Texte extrait
<<<<

Fondation Norauto : environnement, mobilité des personnes  

Carenews a publié récemment une interview relative à a fondation Norauto est une structure dynamique, placée sous égide de la fondation de France…

…Nicolas Martin en est le délégué général et elle intervient dans les domaines de l'environnement, de la sécurité routière et de la mobilité des personnes âgées ou handicapées. La fondation a été créée il y a dix ans selon les valeurs de l'entreprise, décrites par son fondateur, Eric Derville : "Tout comme les Hommes en bonne santé se doivent d’exprimer leur solidarité auprès de ceux qui en sont privés, de même l’entreprise en bonne santé se doit de faire jouer cette solidarité.”

 

Pouvez-vous expliquer comment vous vous êtes engagé dans le mécénat à la fondation Norauto?

 

Mon parcours pour arriver aux responsabilités qui sont les miennes aujourd’hui est plutôt original puisque j’ai découvert le mécénat il y a seulement un an et demi. Dès la fin de mes études je suis entré chez Norauto comme auditeur interne ce qui m’a permis de faire le tour de France pendant un an. À l’arrivée de mon premier enfant j’ai occupé un poste plus sédentaire en contrôle de gestion pendant cinq ans puis suis devenu chef de projet informatique. Au bout de six ans j’ai eu la volonté de changer de métier au sein du groupe Mobivia [holding de contrôle de Norauto]. Si on le souhaite on peut évoluer au sein de ce groupe en le faisant savoir.

>>>>

Marche à suivre
Reprenez l'entretien consacré à la fondation Norauto après sa dernière phrase et rédigez-en la suite. Les lignes de données ne sont d'aucune utilité pour ce travail.

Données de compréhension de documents
<<<<

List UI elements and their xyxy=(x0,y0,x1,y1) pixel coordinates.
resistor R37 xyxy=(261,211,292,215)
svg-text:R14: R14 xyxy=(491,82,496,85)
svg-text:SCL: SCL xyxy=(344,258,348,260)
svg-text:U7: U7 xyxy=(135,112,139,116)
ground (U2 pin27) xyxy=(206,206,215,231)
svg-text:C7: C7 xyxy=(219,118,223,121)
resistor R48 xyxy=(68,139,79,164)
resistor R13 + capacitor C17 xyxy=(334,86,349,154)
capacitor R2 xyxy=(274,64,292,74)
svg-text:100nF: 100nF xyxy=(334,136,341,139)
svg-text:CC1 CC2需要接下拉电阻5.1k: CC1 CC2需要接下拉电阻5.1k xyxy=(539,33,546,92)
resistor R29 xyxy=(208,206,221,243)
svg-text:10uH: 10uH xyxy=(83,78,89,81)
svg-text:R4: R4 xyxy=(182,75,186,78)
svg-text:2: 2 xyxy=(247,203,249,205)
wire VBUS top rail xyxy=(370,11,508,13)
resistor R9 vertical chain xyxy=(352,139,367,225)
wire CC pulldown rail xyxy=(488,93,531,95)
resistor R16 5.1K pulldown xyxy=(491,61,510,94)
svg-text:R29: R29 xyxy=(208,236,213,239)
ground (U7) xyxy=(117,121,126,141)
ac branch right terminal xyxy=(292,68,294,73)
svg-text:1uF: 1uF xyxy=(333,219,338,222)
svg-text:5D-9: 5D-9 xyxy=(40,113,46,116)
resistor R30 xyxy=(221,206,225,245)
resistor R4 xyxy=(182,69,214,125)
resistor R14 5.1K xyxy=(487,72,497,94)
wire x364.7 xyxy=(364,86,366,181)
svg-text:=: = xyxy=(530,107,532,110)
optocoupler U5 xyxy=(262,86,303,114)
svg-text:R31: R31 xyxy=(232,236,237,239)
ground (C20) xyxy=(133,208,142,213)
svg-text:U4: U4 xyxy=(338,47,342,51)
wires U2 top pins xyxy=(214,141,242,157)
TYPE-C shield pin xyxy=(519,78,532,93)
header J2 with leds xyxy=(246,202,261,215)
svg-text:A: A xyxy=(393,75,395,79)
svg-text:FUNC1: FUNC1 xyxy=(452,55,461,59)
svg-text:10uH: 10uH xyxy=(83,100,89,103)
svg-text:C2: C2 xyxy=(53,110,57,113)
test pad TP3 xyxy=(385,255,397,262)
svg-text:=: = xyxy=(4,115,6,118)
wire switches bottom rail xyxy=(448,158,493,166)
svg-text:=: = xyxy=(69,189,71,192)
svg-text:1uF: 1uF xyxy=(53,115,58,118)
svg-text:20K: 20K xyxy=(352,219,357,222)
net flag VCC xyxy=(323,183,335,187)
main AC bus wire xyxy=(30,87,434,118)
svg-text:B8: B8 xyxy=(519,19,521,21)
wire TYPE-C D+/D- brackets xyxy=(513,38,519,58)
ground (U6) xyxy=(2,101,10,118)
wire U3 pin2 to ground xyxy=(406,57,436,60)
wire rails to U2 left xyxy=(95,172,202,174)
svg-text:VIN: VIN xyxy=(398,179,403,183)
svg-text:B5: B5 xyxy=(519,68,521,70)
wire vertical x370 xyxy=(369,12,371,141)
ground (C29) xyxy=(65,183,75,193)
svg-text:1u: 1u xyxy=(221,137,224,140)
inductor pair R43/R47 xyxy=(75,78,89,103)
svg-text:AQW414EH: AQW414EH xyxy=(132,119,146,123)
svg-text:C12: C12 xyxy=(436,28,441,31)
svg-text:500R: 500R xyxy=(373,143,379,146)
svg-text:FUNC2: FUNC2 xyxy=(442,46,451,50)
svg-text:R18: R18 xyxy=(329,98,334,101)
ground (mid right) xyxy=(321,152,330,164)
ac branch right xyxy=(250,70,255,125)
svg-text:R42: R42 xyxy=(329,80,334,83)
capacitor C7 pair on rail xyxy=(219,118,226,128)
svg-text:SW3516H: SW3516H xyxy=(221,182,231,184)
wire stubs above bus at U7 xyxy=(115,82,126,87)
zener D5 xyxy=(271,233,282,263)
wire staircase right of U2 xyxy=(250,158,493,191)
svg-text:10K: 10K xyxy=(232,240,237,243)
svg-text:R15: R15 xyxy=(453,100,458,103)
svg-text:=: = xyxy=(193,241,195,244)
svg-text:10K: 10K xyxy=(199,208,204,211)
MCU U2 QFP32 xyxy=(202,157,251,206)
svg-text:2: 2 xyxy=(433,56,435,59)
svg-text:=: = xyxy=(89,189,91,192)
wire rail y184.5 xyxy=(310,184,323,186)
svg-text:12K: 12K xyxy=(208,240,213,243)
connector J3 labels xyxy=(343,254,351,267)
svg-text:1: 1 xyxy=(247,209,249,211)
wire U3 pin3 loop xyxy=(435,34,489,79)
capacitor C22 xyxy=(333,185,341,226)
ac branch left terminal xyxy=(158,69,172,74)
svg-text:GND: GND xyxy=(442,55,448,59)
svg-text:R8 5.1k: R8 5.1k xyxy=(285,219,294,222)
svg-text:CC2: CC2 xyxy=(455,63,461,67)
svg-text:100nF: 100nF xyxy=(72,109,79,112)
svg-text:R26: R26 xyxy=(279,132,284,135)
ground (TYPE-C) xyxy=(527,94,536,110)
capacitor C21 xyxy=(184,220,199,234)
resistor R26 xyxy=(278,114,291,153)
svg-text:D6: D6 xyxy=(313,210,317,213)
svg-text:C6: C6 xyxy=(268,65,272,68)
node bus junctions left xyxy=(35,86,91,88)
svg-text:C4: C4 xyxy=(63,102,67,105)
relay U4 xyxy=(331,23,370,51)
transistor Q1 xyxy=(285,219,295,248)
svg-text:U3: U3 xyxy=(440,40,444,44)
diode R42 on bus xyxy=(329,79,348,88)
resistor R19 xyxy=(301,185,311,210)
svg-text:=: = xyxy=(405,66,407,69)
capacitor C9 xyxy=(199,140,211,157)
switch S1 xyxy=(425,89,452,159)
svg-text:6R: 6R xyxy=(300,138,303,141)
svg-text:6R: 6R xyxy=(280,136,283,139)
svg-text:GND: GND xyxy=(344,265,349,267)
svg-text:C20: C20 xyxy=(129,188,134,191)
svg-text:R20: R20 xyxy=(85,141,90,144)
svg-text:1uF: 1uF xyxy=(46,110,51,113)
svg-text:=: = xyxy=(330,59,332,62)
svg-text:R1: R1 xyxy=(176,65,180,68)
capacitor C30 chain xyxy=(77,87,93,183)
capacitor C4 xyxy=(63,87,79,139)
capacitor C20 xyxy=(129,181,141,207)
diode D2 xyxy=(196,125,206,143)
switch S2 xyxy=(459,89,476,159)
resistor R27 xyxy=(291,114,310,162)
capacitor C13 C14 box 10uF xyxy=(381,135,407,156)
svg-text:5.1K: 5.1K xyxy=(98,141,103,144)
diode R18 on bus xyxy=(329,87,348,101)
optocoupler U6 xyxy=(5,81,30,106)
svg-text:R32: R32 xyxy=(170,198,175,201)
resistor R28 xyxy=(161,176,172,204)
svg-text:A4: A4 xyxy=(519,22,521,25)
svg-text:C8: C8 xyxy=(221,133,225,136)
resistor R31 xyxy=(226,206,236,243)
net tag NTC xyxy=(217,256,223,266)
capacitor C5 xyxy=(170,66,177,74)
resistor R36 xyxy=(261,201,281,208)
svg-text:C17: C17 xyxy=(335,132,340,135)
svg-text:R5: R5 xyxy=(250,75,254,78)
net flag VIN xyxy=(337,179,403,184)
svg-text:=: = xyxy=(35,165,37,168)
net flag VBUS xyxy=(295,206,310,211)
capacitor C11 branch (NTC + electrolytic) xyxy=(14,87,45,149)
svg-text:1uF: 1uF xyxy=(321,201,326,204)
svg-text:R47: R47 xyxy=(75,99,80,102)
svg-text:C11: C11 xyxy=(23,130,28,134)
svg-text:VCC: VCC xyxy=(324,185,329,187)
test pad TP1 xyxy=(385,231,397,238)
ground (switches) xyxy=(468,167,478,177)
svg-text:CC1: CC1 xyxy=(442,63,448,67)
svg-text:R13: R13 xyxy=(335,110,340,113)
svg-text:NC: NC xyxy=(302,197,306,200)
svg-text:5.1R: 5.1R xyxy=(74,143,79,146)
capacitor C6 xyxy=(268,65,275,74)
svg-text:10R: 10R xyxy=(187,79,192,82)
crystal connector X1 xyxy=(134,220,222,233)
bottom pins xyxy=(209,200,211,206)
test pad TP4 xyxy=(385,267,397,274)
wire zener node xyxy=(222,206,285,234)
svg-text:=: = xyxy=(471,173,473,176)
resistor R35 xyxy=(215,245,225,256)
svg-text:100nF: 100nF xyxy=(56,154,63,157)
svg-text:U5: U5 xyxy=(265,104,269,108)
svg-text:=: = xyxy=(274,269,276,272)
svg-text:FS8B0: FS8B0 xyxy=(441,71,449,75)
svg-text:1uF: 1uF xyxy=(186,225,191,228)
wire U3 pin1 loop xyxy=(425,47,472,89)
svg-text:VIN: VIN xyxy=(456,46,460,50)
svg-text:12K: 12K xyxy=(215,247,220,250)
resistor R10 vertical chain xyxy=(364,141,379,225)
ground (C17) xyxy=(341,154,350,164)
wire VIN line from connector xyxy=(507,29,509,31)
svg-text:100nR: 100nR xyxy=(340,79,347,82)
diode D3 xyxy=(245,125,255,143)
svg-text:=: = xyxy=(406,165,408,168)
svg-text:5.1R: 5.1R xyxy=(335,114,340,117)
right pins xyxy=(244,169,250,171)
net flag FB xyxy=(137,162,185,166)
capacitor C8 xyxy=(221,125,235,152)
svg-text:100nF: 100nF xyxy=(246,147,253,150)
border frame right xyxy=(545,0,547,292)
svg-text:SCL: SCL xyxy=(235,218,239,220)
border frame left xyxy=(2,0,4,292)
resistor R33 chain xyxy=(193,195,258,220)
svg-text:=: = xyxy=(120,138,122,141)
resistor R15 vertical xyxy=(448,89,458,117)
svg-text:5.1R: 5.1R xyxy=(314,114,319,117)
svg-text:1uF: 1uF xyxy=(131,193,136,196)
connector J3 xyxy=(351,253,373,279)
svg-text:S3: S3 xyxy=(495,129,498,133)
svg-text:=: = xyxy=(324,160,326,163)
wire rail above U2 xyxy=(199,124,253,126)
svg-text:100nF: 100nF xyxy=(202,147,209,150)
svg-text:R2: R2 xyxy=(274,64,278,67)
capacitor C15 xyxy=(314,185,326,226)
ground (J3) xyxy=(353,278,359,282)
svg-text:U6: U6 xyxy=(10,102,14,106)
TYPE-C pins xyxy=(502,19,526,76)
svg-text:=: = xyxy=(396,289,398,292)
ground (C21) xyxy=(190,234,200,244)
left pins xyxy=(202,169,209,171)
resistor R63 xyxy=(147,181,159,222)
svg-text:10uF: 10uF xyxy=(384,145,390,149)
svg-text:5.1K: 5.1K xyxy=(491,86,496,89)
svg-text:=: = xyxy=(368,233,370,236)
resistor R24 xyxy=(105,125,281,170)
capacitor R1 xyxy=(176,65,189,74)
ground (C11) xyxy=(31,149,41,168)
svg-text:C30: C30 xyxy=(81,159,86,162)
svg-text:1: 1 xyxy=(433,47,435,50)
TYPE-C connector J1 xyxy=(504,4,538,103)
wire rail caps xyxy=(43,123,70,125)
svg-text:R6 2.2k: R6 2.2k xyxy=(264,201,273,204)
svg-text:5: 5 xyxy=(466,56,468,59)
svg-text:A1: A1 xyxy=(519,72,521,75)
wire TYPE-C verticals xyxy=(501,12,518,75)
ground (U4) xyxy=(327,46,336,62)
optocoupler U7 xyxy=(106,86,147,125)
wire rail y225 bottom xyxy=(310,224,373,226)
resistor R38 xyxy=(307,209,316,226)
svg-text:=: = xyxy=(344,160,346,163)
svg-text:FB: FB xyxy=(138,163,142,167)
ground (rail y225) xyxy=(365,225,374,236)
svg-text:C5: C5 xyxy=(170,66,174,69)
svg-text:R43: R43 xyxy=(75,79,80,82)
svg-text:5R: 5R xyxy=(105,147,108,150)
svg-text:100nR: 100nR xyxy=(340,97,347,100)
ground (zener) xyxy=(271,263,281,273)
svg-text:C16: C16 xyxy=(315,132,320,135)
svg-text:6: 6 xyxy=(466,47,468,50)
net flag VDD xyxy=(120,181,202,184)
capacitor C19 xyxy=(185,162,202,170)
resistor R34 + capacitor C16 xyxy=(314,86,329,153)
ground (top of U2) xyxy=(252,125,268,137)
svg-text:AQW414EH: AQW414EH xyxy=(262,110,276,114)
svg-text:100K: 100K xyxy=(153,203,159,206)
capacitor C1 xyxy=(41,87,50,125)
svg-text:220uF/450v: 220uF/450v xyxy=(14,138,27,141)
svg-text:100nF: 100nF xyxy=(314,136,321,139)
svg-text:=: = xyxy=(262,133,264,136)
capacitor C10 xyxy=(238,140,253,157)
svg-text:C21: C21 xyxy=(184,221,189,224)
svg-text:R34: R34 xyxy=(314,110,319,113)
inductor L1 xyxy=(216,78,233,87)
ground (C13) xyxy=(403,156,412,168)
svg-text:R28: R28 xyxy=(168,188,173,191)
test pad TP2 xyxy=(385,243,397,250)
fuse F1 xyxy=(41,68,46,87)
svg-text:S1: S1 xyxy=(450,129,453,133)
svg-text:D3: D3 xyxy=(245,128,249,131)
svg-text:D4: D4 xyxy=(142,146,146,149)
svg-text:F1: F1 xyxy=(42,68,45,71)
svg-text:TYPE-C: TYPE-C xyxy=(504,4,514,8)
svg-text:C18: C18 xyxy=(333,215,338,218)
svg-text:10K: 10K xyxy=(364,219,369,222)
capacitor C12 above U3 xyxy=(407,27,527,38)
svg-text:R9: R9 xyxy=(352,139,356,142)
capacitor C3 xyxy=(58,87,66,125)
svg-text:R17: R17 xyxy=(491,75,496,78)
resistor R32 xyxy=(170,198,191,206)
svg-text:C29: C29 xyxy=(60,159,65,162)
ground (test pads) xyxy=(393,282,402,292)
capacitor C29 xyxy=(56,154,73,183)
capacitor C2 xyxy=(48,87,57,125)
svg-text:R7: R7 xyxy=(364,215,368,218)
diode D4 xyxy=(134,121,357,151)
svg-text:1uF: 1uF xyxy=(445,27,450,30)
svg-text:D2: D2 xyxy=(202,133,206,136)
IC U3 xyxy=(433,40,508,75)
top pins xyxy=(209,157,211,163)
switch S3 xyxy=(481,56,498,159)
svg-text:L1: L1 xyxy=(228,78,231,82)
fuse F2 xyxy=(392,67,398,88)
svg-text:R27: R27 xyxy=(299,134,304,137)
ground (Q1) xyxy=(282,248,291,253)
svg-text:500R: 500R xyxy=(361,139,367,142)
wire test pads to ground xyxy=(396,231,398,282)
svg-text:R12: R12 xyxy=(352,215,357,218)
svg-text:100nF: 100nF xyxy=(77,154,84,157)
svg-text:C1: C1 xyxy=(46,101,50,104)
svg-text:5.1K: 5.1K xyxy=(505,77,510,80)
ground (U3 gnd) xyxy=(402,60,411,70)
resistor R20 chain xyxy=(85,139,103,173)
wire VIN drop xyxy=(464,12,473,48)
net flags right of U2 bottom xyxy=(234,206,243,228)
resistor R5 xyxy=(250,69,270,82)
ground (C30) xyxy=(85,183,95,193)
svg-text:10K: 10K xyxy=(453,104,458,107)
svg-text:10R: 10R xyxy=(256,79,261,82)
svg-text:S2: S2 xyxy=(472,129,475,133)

>>>>

Réponse
 

 À condition de faire preuve de conviction, de montrer son envie et d’avoir les compétences. Après plusieurs échanges avec la déléguée de la fondation qui quittait son poste je me suis porté candidat et suis devenu à mon tour délégué général. Avec l’intention de capitaliser sur ce nouveau métier en gardant un pied sur le terrain avec des missions orientées sur les préoccupations des salariés de l’entreprise. C’est dans cette optique que je fais partie d’un groupe de travail sur l’innovation et que j’appartiens au comité qui développe la politique RSE du groupe. Beaucoup de personnes ayant des postes semblables au mien sont issus de la communication et du marketing. Mon expérience en gestion de projets me permet d’avoir une approche différente des projets des associations dans leur gestion comme dans leur financement.

 

Quelles sont les domaines d’intervention de la fondation?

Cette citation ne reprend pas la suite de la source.